→ Exercise aim:
Quote the records beneath, complete and exact. Leave out images.

→ Provided records:
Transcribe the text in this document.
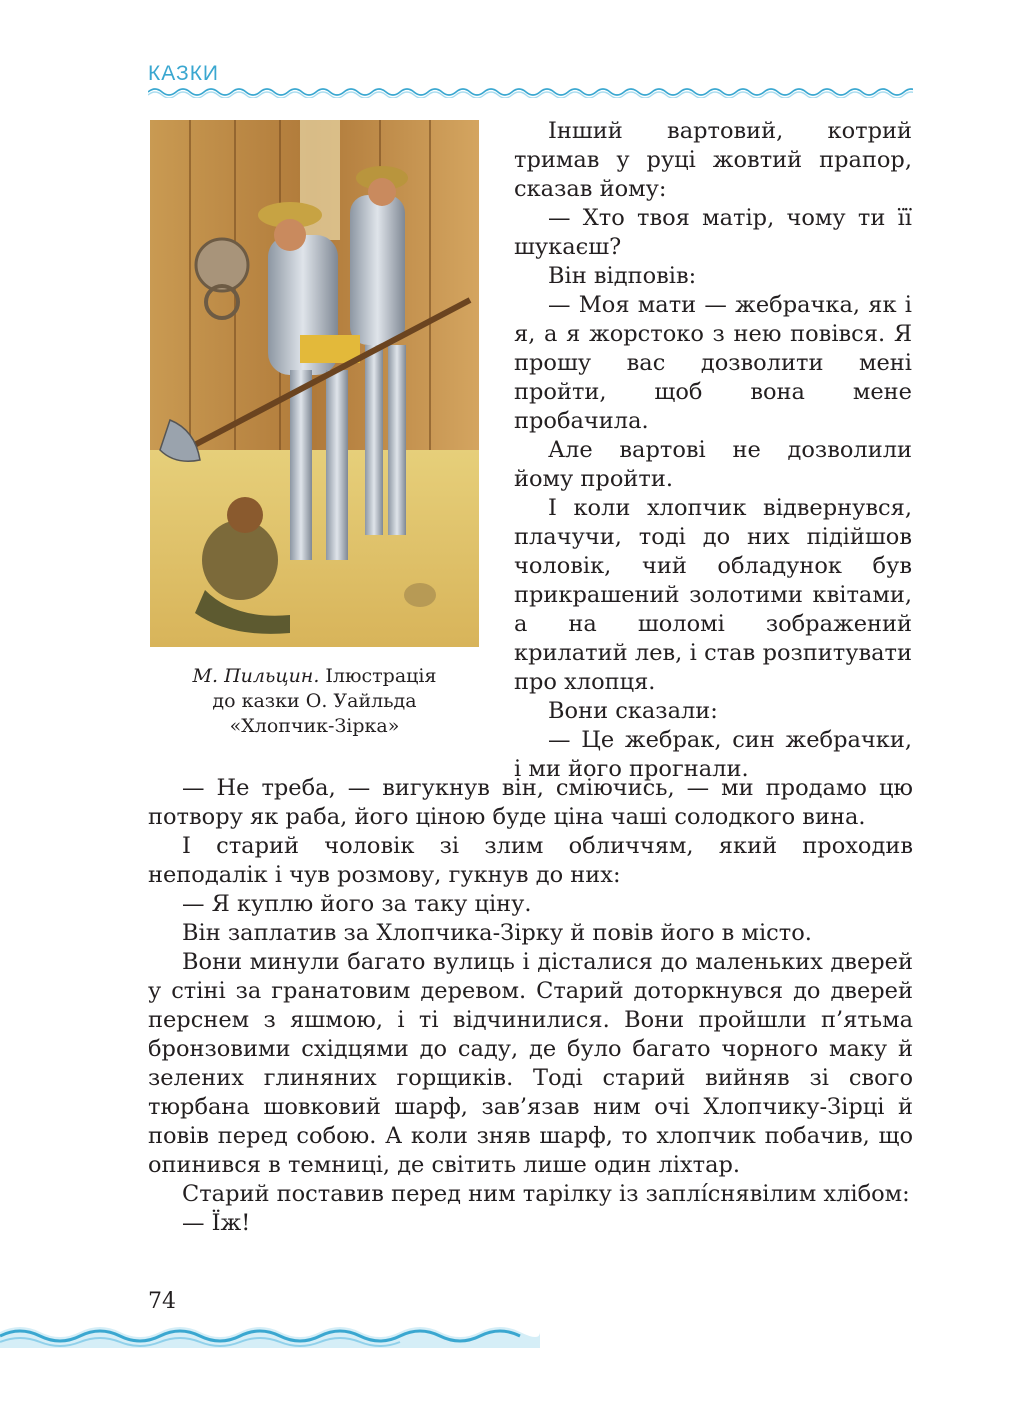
КАЗКИ
М. Пильцин. Ілюстрація
до казки О. Уайльда
«Хлопчик-Зірка»

Інший вартовий, котрий тримав у руці жовтий прапор, сказав йому:

— Хто твоя матір, чому ти її шукаєш?

Він відповів:

— Моя мати — жебрачка, як і я, а я жорстоко з нею повівся. Я прошу вас дозволити мені пройти, щоб вона мене пробачила.

Але вартові не дозволили йому пройти.

І коли хлопчик відвернувся, плачучи, тоді до них підійшов чоловік, чий обладунок був прикрашений золотими квітами, а на шоломі зображений крилатий лев, і став розпитувати про хлопця.

Вони сказали:

— Це жебрак, син жебрачки, і ми його прогнали.

— Не треба, — вигукнув він, сміючись, — ми продамо цю потвору як раба, його ціною буде ціна чаші солодкого вина.

І старий чоловік зі злим обличчям, який проходив неподалік і чув розмову, гукнув до них:

— Я куплю його за таку ціну.

Він заплатив за Хлопчика-Зірку й повів його в місто.

Вони минули багато вулиць і дісталися до маленьких дверей у стіні за гранатовим деревом. Старий доторкнувся до дверей перснем з яшмою, і ті відчинилися. Вони пройшли п’ятьма бронзовими східцями до саду, де було багато чорного маку й зелених глиняних горщиків. Тоді старий вийняв зі свого тюрбана шовковий шарф, зав’язав ним очі Хлопчику-Зірці й повів перед собою. А коли зняв шарф, то хлопчик побачив, що опинився в темниці, де світить лише один ліхтар.

Старий поставив перед ним тарілку із заплíснявілим хлібом:

— Їж!

74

→ Solution below:
Transcribe the text in this document.
КАЗКИ
М. Пильцин. Ілюстрація
до казки О. Уайльда
«Хлопчик-Зірка»

Інший вартовий, котрий тримав у руці жовтий прапор, сказав йому:

— Хто твоя матір, чому ти її шукаєш?

Він відповів:

— Моя мати — жебрачка, як і я, а я жорстоко з нею повівся. Я прошу вас дозволити мені пройти, щоб вона мене пробачила.

Але вартові не дозволили йому пройти.

І коли хлопчик відвернувся, плачучи, тоді до них підійшов чоловік, чий обладунок був прикрашений золотими квітами, а на шоломі зображений крилатий лев, і став розпитувати про хлопця.

Вони сказали:

— Це жебрак, син жебрачки, і ми його прогнали.

— Не треба, — вигукнув він, сміючись, — ми продамо цю потвору як раба, його ціною буде ціна чаші солодкого вина.

І старий чоловік зі злим обличчям, який проходив неподалік і чув розмову, гукнув до них:

— Я куплю його за таку ціну.

Він заплатив за Хлопчика-Зірку й повів його в місто.

Вони минули багато вулиць і дісталися до маленьких дверей у стіні за гранатовим деревом. Старий доторкнувся до дверей перснем з яшмою, і ті відчинилися. Вони пройшли п’ятьма бронзовими східцями до саду, де було багато чорного маку й зелених глиняних горщиків. Тоді старий вийняв зі свого тюрбана шовковий шарф, зав’язав ним очі Хлопчику-Зірці й повів перед собою. А коли зняв шарф, то хлопчик побачив, що опинився в темниці, де світить лише один ліхтар.

Старий поставив перед ним тарілку із заплíснявілим хлібом:

— Їж!

74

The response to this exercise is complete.